**Aim:**
Skip the images. Copy the records exactly as written.

Stored data entries
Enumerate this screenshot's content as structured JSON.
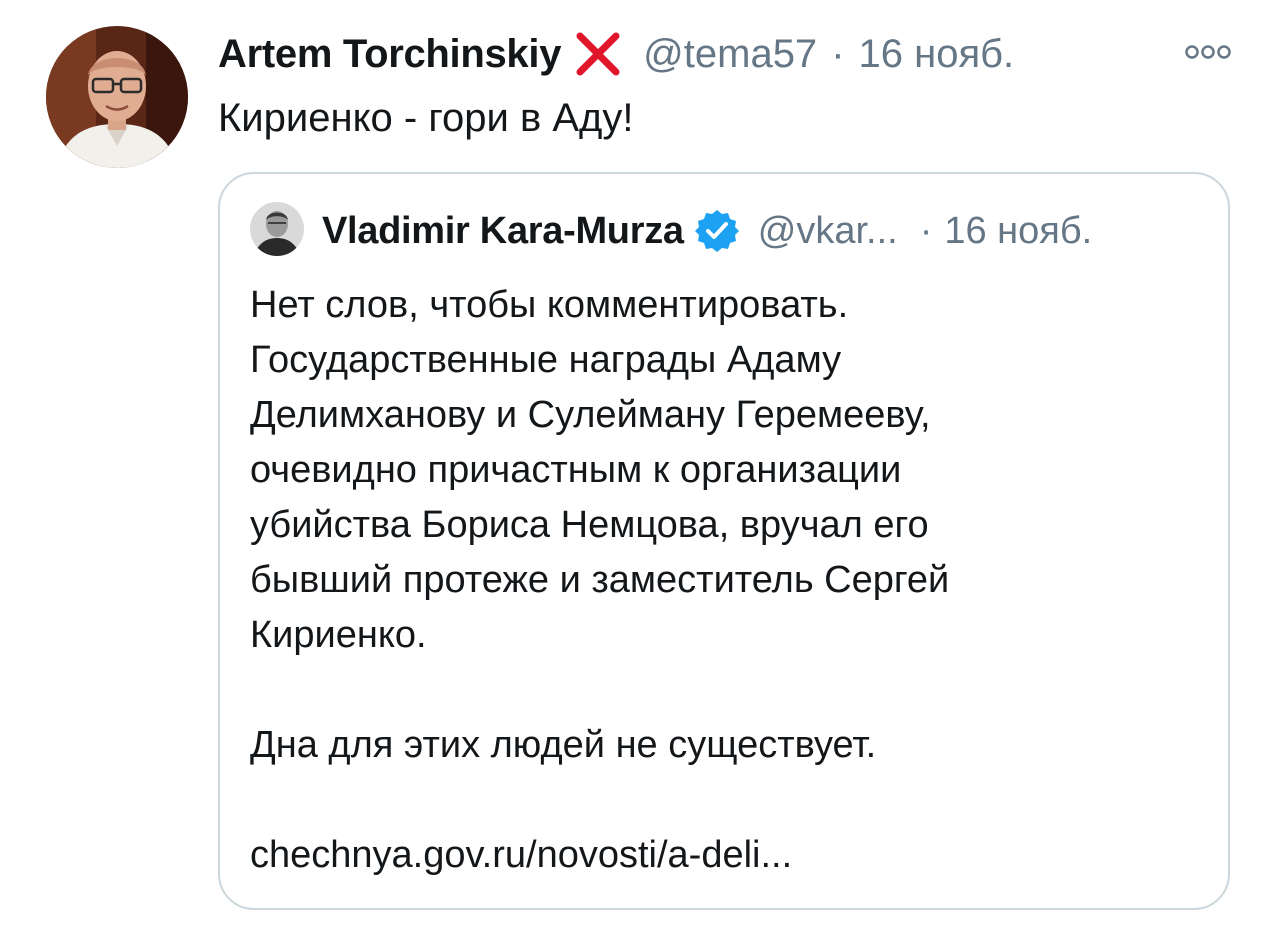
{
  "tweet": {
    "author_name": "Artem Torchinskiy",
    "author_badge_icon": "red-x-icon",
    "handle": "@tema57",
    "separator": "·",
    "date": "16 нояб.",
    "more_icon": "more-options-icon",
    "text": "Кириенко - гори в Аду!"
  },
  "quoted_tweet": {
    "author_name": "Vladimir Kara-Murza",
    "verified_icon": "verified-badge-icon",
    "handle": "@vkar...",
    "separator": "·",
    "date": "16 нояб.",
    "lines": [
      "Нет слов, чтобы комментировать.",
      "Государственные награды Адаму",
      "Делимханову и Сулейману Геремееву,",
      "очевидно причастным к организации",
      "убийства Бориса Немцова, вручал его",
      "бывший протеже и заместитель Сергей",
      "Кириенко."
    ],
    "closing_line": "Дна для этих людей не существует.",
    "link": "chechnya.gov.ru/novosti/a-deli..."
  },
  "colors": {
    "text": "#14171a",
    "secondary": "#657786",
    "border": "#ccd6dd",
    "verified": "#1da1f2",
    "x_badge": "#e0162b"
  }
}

**Exercise solution:**
Enumerate this screenshot's content as structured JSON.
{
  "tweet": {
    "author_name": "Artem Torchinskiy",
    "author_badge_icon": "red-x-icon",
    "handle": "@tema57",
    "separator": "·",
    "date": "16 нояб.",
    "more_icon": "more-options-icon",
    "text": "Кириенко - гори в Аду!"
  },
  "quoted_tweet": {
    "author_name": "Vladimir Kara-Murza",
    "verified_icon": "verified-badge-icon",
    "handle": "@vkar...",
    "separator": "·",
    "date": "16 нояб.",
    "lines": [
      "Нет слов, чтобы комментировать.",
      "Государственные награды Адаму",
      "Делимханову и Сулейману Геремееву,",
      "очевидно причастным к организации",
      "убийства Бориса Немцова, вручал его",
      "бывший протеже и заместитель Сергей",
      "Кириенко."
    ],
    "closing_line": "Дна для этих людей не существует.",
    "link": "chechnya.gov.ru/novosti/a-deli..."
  },
  "colors": {
    "text": "#14171a",
    "secondary": "#657786",
    "border": "#ccd6dd",
    "verified": "#1da1f2",
    "x_badge": "#e0162b"
  }
}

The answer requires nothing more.